Selected text ▸
>>>
Volhynian Germans (Волинські німці) were ethnic Germans who settled in the Volhynia region of the Russian Empire, now part of northwestern Ukraine, from the early 19th century onwards. Their migration was primarily encouraged by Polish landlords seeking to develop agricultural land. The majority of these settlers originated from Congress Poland, with others coming from regions such as East and West Prussia, Pomerania, Posen, Württemberg, and Galicia. Unlike German communities in other parts of the Russian Empire, Volhynian Germans were dispersed across over 1,400 Villages, rather than residing in concentrated colonies. By the turn of the 20th century, their population had grown to approximately 200,000.
<<<
Check your understanding ▸
(a) According to the passage on Volhynian Germans, about how large was their population by the turn of the 20th century?
(b) Using the passage on Volhynian Germans, say whether each statement agrees with it. Give yes or no and quote the words that decide it: (i) Most of the settlers came from Congress Poland. (ii) Volhynian Germans mostly lived in concentrated colonies. (iii) The Russian government was the main force encouraging their migration.
(c) Carry on the passage about Volhynian Germans from its last sentence.

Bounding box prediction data
>>>
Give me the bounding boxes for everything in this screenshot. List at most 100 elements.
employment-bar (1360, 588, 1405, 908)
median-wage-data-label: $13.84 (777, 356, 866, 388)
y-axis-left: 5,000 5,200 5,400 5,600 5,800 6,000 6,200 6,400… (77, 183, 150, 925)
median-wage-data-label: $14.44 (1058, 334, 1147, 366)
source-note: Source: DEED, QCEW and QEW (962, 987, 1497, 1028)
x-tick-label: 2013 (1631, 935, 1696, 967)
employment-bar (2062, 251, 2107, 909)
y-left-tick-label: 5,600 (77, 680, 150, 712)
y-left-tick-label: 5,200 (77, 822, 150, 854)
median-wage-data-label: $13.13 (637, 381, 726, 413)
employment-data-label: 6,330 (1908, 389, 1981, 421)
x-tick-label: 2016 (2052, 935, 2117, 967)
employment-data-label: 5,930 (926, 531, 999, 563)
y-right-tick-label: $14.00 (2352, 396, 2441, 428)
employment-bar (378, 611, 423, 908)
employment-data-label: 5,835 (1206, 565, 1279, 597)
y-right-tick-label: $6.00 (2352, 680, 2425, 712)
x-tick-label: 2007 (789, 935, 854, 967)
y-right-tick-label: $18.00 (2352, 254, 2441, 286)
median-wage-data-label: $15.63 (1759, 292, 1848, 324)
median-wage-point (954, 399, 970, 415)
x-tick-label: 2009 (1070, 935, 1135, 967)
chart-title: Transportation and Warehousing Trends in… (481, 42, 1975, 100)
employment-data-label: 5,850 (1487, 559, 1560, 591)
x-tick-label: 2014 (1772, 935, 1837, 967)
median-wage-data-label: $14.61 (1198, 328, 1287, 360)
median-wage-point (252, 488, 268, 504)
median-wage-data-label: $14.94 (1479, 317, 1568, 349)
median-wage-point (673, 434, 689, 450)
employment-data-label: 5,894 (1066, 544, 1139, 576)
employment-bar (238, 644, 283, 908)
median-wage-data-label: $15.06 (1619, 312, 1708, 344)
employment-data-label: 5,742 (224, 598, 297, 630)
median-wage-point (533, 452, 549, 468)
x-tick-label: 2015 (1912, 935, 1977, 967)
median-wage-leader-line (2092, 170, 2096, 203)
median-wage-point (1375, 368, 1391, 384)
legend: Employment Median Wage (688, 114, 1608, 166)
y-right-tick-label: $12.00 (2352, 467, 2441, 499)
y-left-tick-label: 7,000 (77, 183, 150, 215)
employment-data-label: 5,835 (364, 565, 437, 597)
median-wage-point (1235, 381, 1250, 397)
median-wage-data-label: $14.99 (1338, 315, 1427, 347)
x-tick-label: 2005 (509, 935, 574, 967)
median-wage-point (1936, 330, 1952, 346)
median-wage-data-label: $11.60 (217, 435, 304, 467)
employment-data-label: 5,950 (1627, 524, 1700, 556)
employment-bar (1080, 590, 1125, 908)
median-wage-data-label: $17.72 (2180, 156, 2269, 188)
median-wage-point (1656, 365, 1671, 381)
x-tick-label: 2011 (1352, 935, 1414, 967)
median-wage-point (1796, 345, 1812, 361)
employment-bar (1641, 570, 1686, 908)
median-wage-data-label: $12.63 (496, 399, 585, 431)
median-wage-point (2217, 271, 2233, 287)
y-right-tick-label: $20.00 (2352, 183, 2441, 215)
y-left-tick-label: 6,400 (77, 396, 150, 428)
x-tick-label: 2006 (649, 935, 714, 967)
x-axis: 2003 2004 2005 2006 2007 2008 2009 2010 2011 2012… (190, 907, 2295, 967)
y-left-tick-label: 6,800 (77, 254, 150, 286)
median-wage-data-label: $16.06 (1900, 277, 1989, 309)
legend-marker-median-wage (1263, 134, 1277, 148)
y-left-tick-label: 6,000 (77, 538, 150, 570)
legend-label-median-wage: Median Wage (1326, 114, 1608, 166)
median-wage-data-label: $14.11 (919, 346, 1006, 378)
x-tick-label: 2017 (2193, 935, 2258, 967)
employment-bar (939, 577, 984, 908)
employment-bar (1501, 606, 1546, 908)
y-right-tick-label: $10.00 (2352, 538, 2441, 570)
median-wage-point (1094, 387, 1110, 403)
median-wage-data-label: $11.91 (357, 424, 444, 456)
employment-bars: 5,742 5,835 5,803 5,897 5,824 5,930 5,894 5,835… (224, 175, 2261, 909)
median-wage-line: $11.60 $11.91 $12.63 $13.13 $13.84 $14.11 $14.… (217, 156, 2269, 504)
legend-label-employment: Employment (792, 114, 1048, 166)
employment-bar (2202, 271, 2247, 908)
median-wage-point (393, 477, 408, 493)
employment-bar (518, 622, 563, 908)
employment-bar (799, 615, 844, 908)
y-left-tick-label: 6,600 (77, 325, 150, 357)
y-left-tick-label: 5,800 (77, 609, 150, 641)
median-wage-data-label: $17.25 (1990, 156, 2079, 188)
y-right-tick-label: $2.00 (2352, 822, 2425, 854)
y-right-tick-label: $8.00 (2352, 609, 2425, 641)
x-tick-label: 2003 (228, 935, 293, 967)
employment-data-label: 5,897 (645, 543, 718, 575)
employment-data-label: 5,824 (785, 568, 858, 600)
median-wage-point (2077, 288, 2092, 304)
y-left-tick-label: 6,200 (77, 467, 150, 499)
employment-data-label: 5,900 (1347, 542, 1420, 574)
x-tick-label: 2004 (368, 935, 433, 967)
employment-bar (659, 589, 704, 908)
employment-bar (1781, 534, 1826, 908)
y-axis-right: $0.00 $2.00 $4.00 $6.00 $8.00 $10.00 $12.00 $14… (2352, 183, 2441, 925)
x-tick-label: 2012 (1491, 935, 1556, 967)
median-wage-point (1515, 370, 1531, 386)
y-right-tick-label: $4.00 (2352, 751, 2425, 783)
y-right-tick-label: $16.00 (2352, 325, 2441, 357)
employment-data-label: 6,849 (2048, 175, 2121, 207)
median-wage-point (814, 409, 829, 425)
<<<
Responses ▸
(a) Approximately 200,000.

(b)
(i) Yes: "The majority of these settlers originated from Congress Poland"
(ii) No: "dispersed across over 1,400 Villages, rather than residing in concentrated colonies"
(iii) No: "primarily encouraged by Polish landlords seeking to develop agricultural land"

(c)
== History ==
The settlement of Volhynian Germans in the Volhynia region began in the late 18th and early 19th centuries. Initially, German craftsmen and merchants had settled in the area as early as the 13th century, contributing to the region's cultural development. However, significant colonization efforts commenced in 1816, with the establishment of the first permanent German settlement at Koretz. Subsequent waves of migration occurred in the 1830s and 1860s, driven by factors such as land shortages in their homeland and the encouragement of Polish landlords seeking to develop agricultural land. By 1900, the German population in Volhynia had reached approximately 200,000.